= Records supplied =

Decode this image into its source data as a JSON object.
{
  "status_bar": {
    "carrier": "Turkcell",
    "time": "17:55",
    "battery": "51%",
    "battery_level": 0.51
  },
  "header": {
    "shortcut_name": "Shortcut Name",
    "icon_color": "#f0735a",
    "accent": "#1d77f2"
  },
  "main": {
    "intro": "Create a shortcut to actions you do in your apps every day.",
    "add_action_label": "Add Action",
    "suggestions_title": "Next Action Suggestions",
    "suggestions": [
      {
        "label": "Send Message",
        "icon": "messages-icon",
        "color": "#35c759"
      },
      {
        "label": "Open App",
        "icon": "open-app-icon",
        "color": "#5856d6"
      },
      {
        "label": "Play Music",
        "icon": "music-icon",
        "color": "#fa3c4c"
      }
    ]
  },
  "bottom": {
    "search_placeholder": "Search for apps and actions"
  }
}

= Stated goal =
Copy out each line in the listing that has the word "apps".

= Reply =
    "intro": "Create a shortcut to actions you do in your apps every day.",
    "search_placeholder": "Search for apps and actions"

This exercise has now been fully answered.